(Stored records)
********************

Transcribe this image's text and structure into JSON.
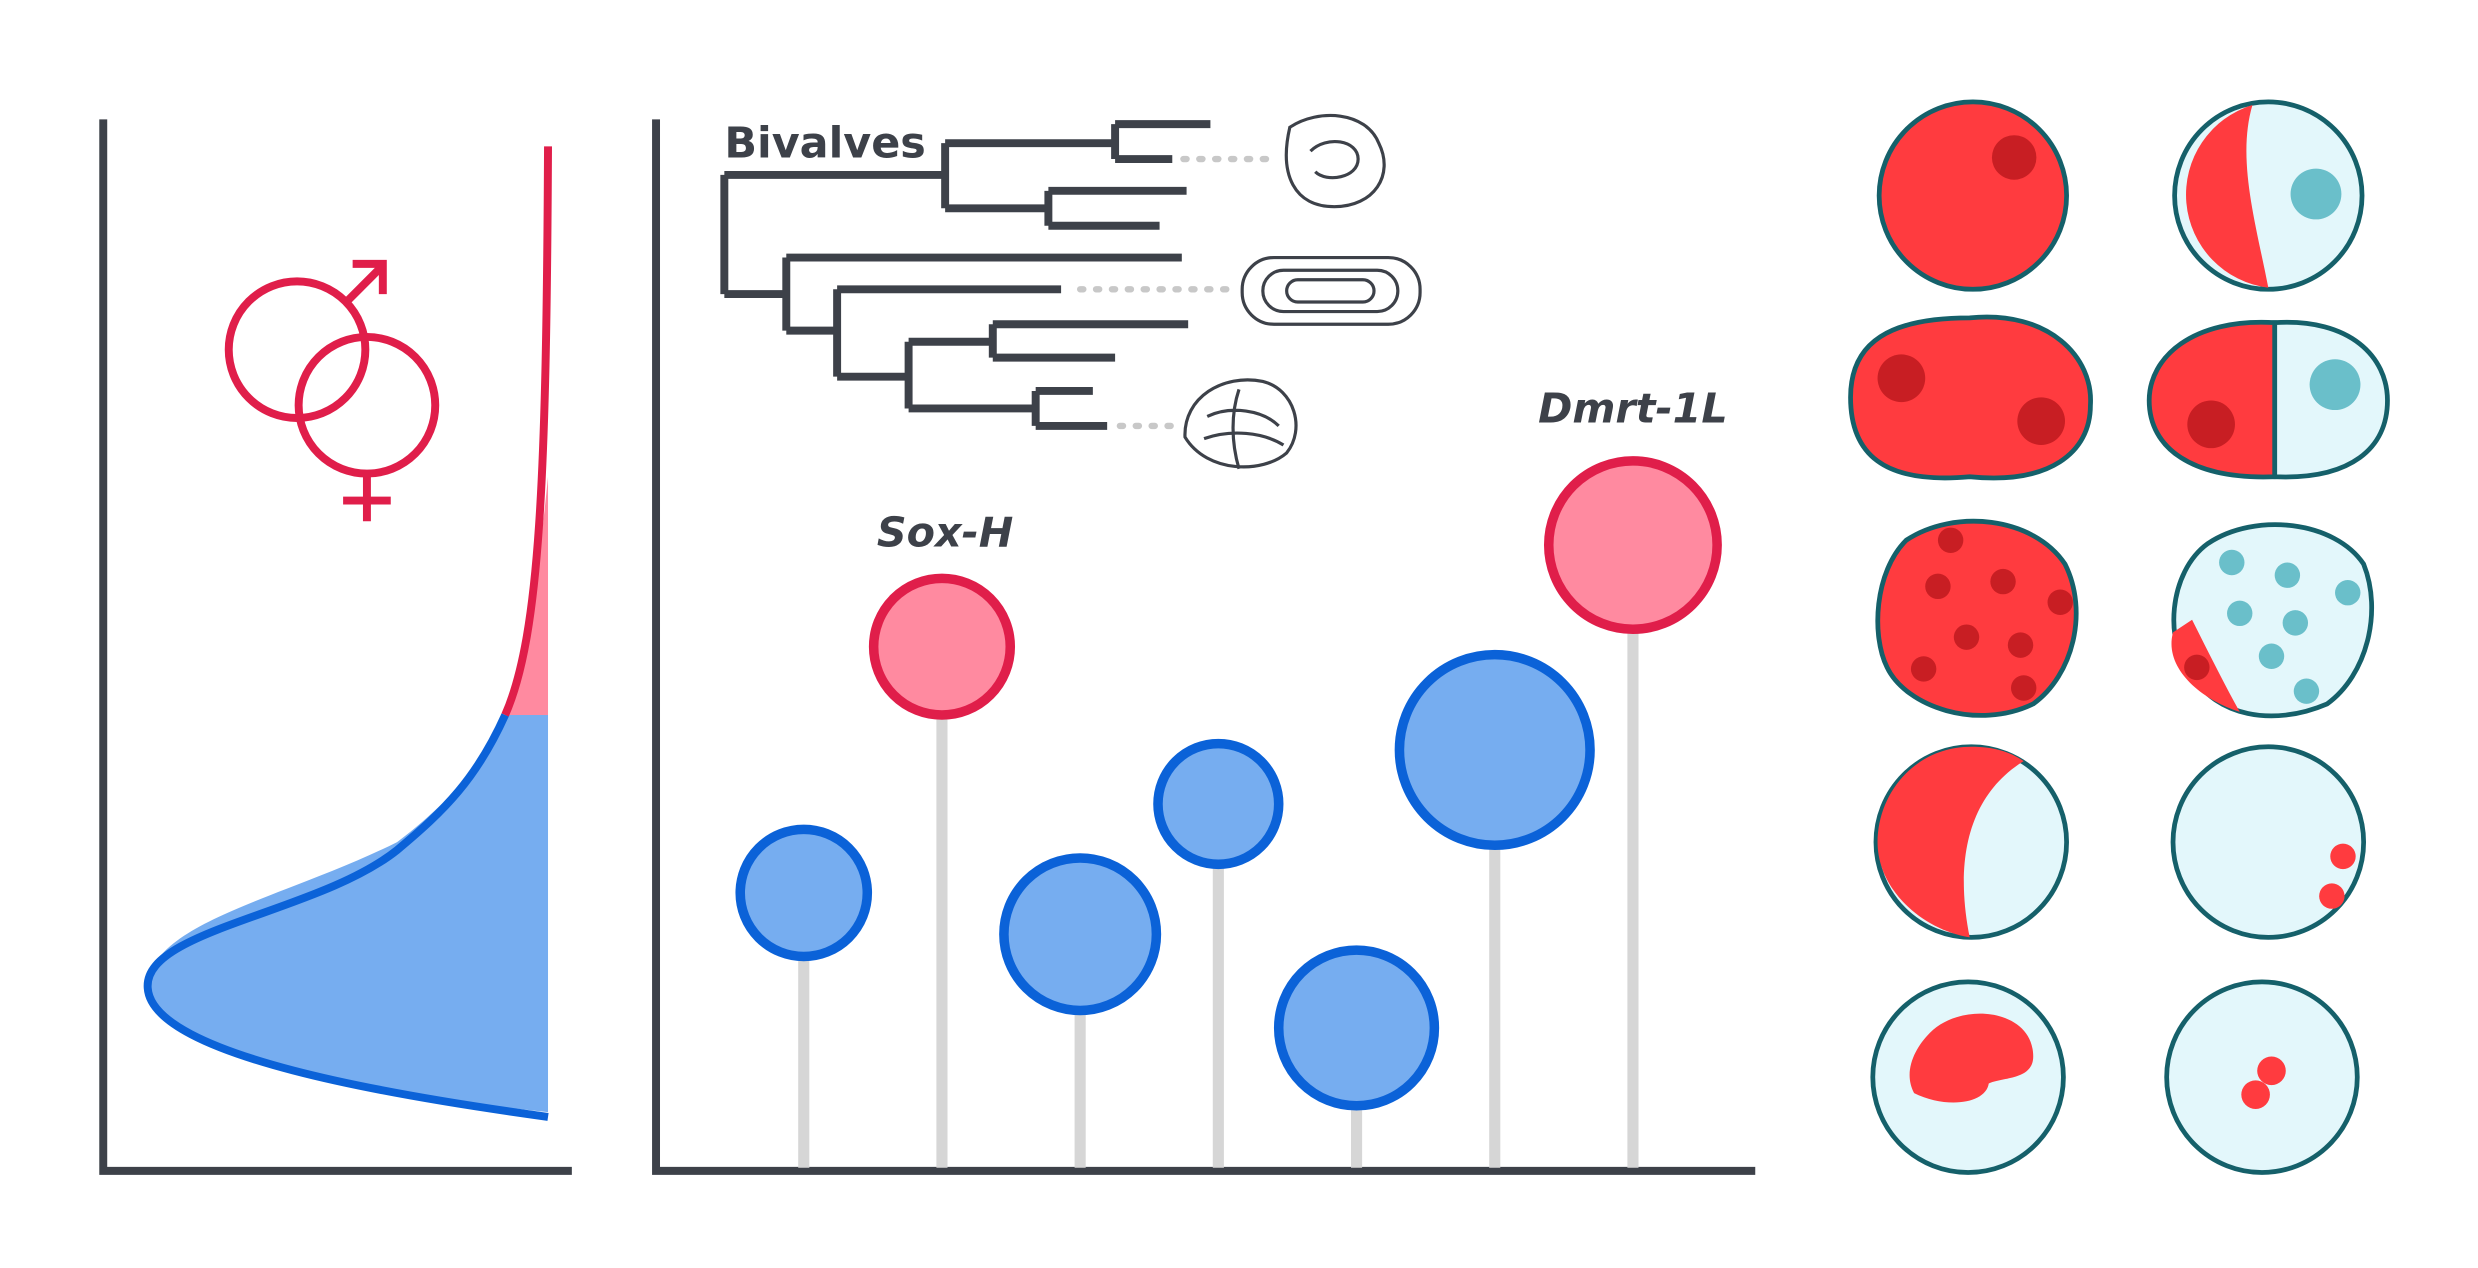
{
  "tree": {
    "label": "Bivalves"
  },
  "genes": {
    "sox": "Sox-H",
    "dmrt": "Dmrt-1L"
  }
}
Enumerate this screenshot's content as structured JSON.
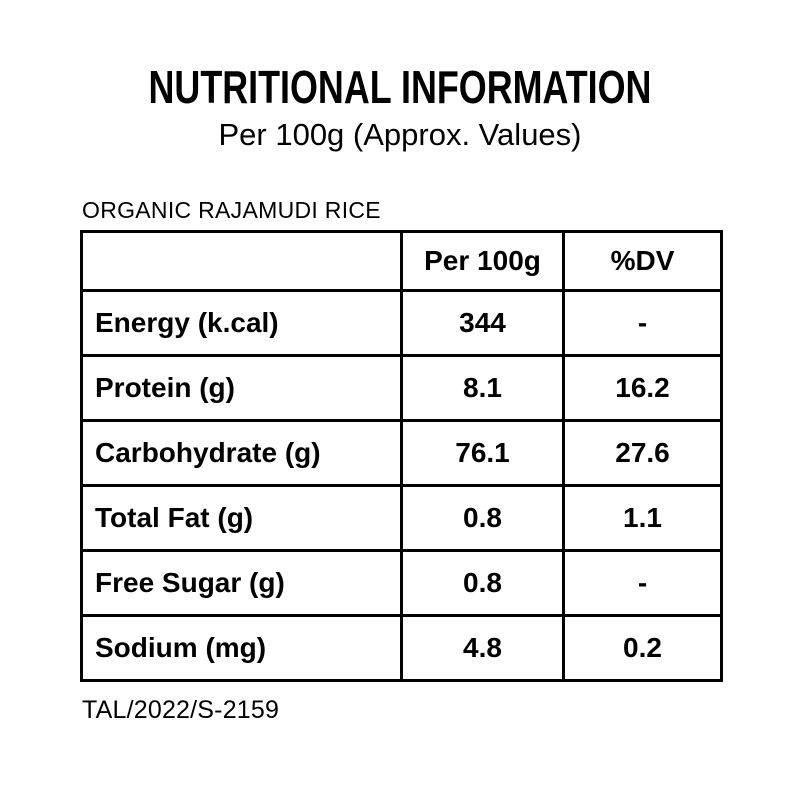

********************

### Task to complete
Transcribe every entry above exactly as it stands, but skip the images.

### Reply to the task
Transcribe this image's text and structure into JSON.
{
  "tree": {
    "label": "Bivalves"
  },
  "genes": {
    "sox": "Sox-H",
    "dmrt": "Dmrt-1L"
  }
}
Enumerate this screenshot's content as structured JSON.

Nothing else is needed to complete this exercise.